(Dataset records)
::::::

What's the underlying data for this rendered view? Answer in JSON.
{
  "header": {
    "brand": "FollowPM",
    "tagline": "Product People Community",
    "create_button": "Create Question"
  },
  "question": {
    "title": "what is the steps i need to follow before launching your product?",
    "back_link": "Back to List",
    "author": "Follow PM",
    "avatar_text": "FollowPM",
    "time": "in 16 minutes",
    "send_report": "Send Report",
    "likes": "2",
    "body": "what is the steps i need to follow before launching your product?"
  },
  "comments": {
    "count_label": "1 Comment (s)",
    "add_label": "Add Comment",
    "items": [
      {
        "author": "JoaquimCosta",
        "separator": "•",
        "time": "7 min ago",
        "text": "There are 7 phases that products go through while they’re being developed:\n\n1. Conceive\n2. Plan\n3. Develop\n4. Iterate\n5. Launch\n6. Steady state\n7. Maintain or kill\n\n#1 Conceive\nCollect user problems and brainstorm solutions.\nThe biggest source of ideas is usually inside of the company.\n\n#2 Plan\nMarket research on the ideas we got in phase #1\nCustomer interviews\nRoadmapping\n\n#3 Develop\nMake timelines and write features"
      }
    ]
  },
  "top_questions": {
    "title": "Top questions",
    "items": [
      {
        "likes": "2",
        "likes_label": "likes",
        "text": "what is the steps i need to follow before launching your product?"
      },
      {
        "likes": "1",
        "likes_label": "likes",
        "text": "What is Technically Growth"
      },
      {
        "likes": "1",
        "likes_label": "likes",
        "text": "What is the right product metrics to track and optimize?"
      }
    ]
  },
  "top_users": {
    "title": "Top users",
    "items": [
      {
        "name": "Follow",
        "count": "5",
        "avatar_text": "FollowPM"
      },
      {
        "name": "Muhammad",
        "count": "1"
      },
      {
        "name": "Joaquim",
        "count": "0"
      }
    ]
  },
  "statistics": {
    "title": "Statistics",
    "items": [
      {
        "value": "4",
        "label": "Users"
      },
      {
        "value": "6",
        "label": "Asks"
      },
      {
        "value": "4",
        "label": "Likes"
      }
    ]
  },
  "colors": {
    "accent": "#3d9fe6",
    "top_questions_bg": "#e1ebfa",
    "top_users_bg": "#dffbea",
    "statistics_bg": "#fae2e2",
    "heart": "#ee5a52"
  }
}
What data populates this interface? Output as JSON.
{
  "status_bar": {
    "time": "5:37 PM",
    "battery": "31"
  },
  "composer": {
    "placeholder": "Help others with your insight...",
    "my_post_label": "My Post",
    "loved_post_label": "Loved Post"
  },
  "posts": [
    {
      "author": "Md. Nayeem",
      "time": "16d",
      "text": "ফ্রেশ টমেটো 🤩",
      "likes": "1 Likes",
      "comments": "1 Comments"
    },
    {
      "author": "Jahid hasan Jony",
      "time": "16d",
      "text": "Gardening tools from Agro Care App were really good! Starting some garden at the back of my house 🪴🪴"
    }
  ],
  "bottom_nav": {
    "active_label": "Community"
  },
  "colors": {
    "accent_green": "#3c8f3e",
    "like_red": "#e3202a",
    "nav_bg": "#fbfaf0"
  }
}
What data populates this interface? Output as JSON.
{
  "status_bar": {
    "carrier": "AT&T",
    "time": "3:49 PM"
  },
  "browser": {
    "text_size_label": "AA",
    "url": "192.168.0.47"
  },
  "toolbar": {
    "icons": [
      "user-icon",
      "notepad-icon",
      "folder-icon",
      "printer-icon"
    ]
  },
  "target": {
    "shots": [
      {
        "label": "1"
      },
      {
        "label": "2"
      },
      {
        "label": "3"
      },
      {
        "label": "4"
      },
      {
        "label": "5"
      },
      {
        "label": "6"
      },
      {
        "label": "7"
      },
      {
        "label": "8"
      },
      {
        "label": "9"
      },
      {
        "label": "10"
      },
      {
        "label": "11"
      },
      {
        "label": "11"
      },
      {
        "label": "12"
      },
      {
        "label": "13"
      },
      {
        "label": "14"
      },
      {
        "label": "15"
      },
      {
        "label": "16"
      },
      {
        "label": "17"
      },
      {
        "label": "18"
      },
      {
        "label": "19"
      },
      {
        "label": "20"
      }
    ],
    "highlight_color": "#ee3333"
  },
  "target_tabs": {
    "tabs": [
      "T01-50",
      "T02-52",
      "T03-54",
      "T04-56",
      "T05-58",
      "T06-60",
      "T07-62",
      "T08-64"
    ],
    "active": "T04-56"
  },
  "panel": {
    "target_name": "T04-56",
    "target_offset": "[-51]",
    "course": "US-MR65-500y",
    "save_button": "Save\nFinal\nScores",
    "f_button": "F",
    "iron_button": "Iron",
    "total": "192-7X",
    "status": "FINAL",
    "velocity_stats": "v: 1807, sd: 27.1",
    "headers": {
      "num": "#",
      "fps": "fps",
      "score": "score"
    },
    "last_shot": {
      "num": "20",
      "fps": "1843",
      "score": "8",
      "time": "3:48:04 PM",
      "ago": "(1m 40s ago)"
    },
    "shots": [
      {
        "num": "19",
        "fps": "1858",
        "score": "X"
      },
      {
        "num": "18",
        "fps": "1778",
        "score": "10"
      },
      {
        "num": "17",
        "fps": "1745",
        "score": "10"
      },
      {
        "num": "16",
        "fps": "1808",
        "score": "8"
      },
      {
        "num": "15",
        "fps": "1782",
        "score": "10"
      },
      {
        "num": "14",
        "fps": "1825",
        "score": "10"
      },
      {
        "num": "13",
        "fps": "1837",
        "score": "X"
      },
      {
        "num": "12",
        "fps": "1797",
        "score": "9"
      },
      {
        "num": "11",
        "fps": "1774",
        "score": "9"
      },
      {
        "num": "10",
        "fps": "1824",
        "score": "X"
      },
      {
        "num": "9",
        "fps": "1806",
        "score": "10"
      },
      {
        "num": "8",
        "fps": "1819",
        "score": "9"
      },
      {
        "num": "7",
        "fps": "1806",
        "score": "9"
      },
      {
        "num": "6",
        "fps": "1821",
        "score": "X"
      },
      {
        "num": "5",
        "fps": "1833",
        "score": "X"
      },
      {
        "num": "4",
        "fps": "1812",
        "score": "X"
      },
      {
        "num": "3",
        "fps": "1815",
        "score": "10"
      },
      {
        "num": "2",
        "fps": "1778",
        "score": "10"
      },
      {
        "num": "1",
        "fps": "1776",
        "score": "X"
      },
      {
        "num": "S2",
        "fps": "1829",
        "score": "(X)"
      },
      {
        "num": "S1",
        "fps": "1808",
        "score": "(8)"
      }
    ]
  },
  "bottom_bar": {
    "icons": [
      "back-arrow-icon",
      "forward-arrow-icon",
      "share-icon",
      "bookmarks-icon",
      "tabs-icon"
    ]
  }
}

::::::

> _Exercise instructions_:
Reproduce each entry exactly, leaving out nothing.

> _Solution for this exercise_:
What's the underlying data for this rendered view? Answer in JSON.
{
  "header": {
    "brand": "FollowPM",
    "tagline": "Product People Community",
    "create_button": "Create Question"
  },
  "question": {
    "title": "what is the steps i need to follow before launching your product?",
    "back_link": "Back to List",
    "author": "Follow PM",
    "avatar_text": "FollowPM",
    "time": "in 16 minutes",
    "send_report": "Send Report",
    "likes": "2",
    "body": "what is the steps i need to follow before launching your product?"
  },
  "comments": {
    "count_label": "1 Comment (s)",
    "add_label": "Add Comment",
    "items": [
      {
        "author": "JoaquimCosta",
        "separator": "•",
        "time": "7 min ago",
        "text": "There are 7 phases that products go through while they’re being developed:\n\n1. Conceive\n2. Plan\n3. Develop\n4. Iterate\n5. Launch\n6. Steady state\n7. Maintain or kill\n\n#1 Conceive\nCollect user problems and brainstorm solutions.\nThe biggest source of ideas is usually inside of the company.\n\n#2 Plan\nMarket research on the ideas we got in phase #1\nCustomer interviews\nRoadmapping\n\n#3 Develop\nMake timelines and write features"
      }
    ]
  },
  "top_questions": {
    "title": "Top questions",
    "items": [
      {
        "likes": "2",
        "likes_label": "likes",
        "text": "what is the steps i need to follow before launching your product?"
      },
      {
        "likes": "1",
        "likes_label": "likes",
        "text": "What is Technically Growth"
      },
      {
        "likes": "1",
        "likes_label": "likes",
        "text": "What is the right product metrics to track and optimize?"
      }
    ]
  },
  "top_users": {
    "title": "Top users",
    "items": [
      {
        "name": "Follow",
        "count": "5",
        "avatar_text": "FollowPM"
      },
      {
        "name": "Muhammad",
        "count": "1"
      },
      {
        "name": "Joaquim",
        "count": "0"
      }
    ]
  },
  "statistics": {
    "title": "Statistics",
    "items": [
      {
        "value": "4",
        "label": "Users"
      },
      {
        "value": "6",
        "label": "Asks"
      },
      {
        "value": "4",
        "label": "Likes"
      }
    ]
  },
  "colors": {
    "accent": "#3d9fe6",
    "top_questions_bg": "#e1ebfa",
    "top_users_bg": "#dffbea",
    "statistics_bg": "#fae2e2",
    "heart": "#ee5a52"
  }
}
What data populates this interface? Output as JSON.
{
  "status_bar": {
    "time": "5:37 PM",
    "battery": "31"
  },
  "composer": {
    "placeholder": "Help others with your insight...",
    "my_post_label": "My Post",
    "loved_post_label": "Loved Post"
  },
  "posts": [
    {
      "author": "Md. Nayeem",
      "time": "16d",
      "text": "ফ্রেশ টমেটো 🤩",
      "likes": "1 Likes",
      "comments": "1 Comments"
    },
    {
      "author": "Jahid hasan Jony",
      "time": "16d",
      "text": "Gardening tools from Agro Care App were really good! Starting some garden at the back of my house 🪴🪴"
    }
  ],
  "bottom_nav": {
    "active_label": "Community"
  },
  "colors": {
    "accent_green": "#3c8f3e",
    "like_red": "#e3202a",
    "nav_bg": "#fbfaf0"
  }
}
What data populates this interface? Output as JSON.
{
  "status_bar": {
    "carrier": "AT&T",
    "time": "3:49 PM"
  },
  "browser": {
    "text_size_label": "AA",
    "url": "192.168.0.47"
  },
  "toolbar": {
    "icons": [
      "user-icon",
      "notepad-icon",
      "folder-icon",
      "printer-icon"
    ]
  },
  "target": {
    "shots": [
      {
        "label": "1"
      },
      {
        "label": "2"
      },
      {
        "label": "3"
      },
      {
        "label": "4"
      },
      {
        "label": "5"
      },
      {
        "label": "6"
      },
      {
        "label": "7"
      },
      {
        "label": "8"
      },
      {
        "label": "9"
      },
      {
        "label": "10"
      },
      {
        "label": "11"
      },
      {
        "label": "11"
      },
      {
        "label": "12"
      },
      {
        "label": "13"
      },
      {
        "label": "14"
      },
      {
        "label": "15"
      },
      {
        "label": "16"
      },
      {
        "label": "17"
      },
      {
        "label": "18"
      },
      {
        "label": "19"
      },
      {
        "label": "20"
      }
    ],
    "highlight_color": "#ee3333"
  },
  "target_tabs": {
    "tabs": [
      "T01-50",
      "T02-52",
      "T03-54",
      "T04-56",
      "T05-58",
      "T06-60",
      "T07-62",
      "T08-64"
    ],
    "active": "T04-56"
  },
  "panel": {
    "target_name": "T04-56",
    "target_offset": "[-51]",
    "course": "US-MR65-500y",
    "save_button": "Save\nFinal\nScores",
    "f_button": "F",
    "iron_button": "Iron",
    "total": "192-7X",
    "status": "FINAL",
    "velocity_stats": "v: 1807, sd: 27.1",
    "headers": {
      "num": "#",
      "fps": "fps",
      "score": "score"
    },
    "last_shot": {
      "num": "20",
      "fps": "1843",
      "score": "8",
      "time": "3:48:04 PM",
      "ago": "(1m 40s ago)"
    },
    "shots": [
      {
        "num": "19",
        "fps": "1858",
        "score": "X"
      },
      {
        "num": "18",
        "fps": "1778",
        "score": "10"
      },
      {
        "num": "17",
        "fps": "1745",
        "score": "10"
      },
      {
        "num": "16",
        "fps": "1808",
        "score": "8"
      },
      {
        "num": "15",
        "fps": "1782",
        "score": "10"
      },
      {
        "num": "14",
        "fps": "1825",
        "score": "10"
      },
      {
        "num": "13",
        "fps": "1837",
        "score": "X"
      },
      {
        "num": "12",
        "fps": "1797",
        "score": "9"
      },
      {
        "num": "11",
        "fps": "1774",
        "score": "9"
      },
      {
        "num": "10",
        "fps": "1824",
        "score": "X"
      },
      {
        "num": "9",
        "fps": "1806",
        "score": "10"
      },
      {
        "num": "8",
        "fps": "1819",
        "score": "9"
      },
      {
        "num": "7",
        "fps": "1806",
        "score": "9"
      },
      {
        "num": "6",
        "fps": "1821",
        "score": "X"
      },
      {
        "num": "5",
        "fps": "1833",
        "score": "X"
      },
      {
        "num": "4",
        "fps": "1812",
        "score": "X"
      },
      {
        "num": "3",
        "fps": "1815",
        "score": "10"
      },
      {
        "num": "2",
        "fps": "1778",
        "score": "10"
      },
      {
        "num": "1",
        "fps": "1776",
        "score": "X"
      },
      {
        "num": "S2",
        "fps": "1829",
        "score": "(X)"
      },
      {
        "num": "S1",
        "fps": "1808",
        "score": "(8)"
      }
    ]
  },
  "bottom_bar": {
    "icons": [
      "back-arrow-icon",
      "forward-arrow-icon",
      "share-icon",
      "bookmarks-icon",
      "tabs-icon"
    ]
  }
}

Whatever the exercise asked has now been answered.